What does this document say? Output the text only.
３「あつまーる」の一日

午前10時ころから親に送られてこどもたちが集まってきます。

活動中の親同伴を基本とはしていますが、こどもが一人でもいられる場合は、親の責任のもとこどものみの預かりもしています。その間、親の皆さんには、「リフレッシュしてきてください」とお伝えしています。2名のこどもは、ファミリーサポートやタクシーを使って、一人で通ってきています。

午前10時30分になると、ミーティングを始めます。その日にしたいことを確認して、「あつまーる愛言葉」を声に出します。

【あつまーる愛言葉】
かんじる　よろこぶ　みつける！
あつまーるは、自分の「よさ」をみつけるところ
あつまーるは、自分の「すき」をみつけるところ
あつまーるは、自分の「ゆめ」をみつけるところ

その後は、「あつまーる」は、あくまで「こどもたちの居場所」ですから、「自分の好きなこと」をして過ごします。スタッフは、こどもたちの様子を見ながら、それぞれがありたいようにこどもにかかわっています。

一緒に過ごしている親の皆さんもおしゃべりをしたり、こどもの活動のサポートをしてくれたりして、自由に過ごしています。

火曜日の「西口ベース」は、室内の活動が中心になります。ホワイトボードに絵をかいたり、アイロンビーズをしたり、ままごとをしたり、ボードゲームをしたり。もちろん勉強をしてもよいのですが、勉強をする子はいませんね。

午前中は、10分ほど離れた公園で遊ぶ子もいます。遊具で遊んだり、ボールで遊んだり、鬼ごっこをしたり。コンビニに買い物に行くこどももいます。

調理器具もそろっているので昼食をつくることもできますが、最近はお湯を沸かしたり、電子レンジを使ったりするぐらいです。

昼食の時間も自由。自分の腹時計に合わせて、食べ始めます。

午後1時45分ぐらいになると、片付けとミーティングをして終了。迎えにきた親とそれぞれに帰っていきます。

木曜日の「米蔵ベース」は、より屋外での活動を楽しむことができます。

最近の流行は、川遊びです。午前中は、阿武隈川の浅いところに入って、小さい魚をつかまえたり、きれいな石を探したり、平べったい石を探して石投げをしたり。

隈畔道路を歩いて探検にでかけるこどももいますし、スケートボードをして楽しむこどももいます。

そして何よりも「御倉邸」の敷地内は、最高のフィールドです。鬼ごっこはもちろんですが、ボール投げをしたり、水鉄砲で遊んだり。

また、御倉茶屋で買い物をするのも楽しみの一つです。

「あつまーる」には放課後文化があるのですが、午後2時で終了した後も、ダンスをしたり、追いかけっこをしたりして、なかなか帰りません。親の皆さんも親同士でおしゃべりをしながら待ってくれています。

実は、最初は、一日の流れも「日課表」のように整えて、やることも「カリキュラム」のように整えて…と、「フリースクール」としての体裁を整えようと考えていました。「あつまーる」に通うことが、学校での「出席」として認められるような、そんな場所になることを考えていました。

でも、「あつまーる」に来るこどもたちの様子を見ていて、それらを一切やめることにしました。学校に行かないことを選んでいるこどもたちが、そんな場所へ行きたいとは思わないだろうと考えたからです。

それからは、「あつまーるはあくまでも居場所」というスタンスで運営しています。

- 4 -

--- --- ---

The exercise: Copy each record from above exactly, and include every line.

Answer to the problem:
What does this document say? Output the text only.
３「あつまーる」の一日

午前10時ころから親に送られてこどもたちが集まってきます。

活動中の親同伴を基本とはしていますが、こどもが一人でもいられる場合は、親の責任のもとこどものみの預かりもしています。その間、親の皆さんには、「リフレッシュしてきてください」とお伝えしています。2名のこどもは、ファミリーサポートやタクシーを使って、一人で通ってきています。

午前10時30分になると、ミーティングを始めます。その日にしたいことを確認して、「あつまーる愛言葉」を声に出します。

【あつまーる愛言葉】
かんじる　よろこぶ　みつける！
あつまーるは、自分の「よさ」をみつけるところ
あつまーるは、自分の「すき」をみつけるところ
あつまーるは、自分の「ゆめ」をみつけるところ

その後は、「あつまーる」は、あくまで「こどもたちの居場所」ですから、「自分の好きなこと」をして過ごします。スタッフは、こどもたちの様子を見ながら、それぞれがありたいようにこどもにかかわっています。

一緒に過ごしている親の皆さんもおしゃべりをしたり、こどもの活動のサポートをしてくれたりして、自由に過ごしています。

火曜日の「西口ベース」は、室内の活動が中心になります。ホワイトボードに絵をかいたり、アイロンビーズをしたり、ままごとをしたり、ボードゲームをしたり。もちろん勉強をしてもよいのですが、勉強をする子はいませんね。

午前中は、10分ほど離れた公園で遊ぶ子もいます。遊具で遊んだり、ボールで遊んだり、鬼ごっこをしたり。コンビニに買い物に行くこどももいます。

調理器具もそろっているので昼食をつくることもできますが、最近はお湯を沸かしたり、電子レンジを使ったりするぐらいです。

昼食の時間も自由。自分の腹時計に合わせて、食べ始めます。

午後1時45分ぐらいになると、片付けとミーティングをして終了。迎えにきた親とそれぞれに帰っていきます。

木曜日の「米蔵ベース」は、より屋外での活動を楽しむことができます。

最近の流行は、川遊びです。午前中は、阿武隈川の浅いところに入って、小さい魚をつかまえたり、きれいな石を探したり、平べったい石を探して石投げをしたり。

隈畔道路を歩いて探検にでかけるこどももいますし、スケートボードをして楽しむこどももいます。

そして何よりも「御倉邸」の敷地内は、最高のフィールドです。鬼ごっこはもちろんですが、ボール投げをしたり、水鉄砲で遊んだり。

また、御倉茶屋で買い物をするのも楽しみの一つです。

「あつまーる」には放課後文化があるのですが、午後2時で終了した後も、ダンスをしたり、追いかけっこをしたりして、なかなか帰りません。親の皆さんも親同士でおしゃべりをしながら待ってくれています。

実は、最初は、一日の流れも「日課表」のように整えて、やることも「カリキュラム」のように整えて…と、「フリースクール」としての体裁を整えようと考えていました。「あつまーる」に通うことが、学校での「出席」として認められるような、そんな場所になることを考えていました。

でも、「あつまーる」に来るこどもたちの様子を見ていて、それらを一切やめることにしました。学校に行かないことを選んでいるこどもたちが、そんな場所へ行きたいとは思わないだろうと考えたからです。

それからは、「あつまーるはあくまでも居場所」というスタンスで運営しています。

- 4 -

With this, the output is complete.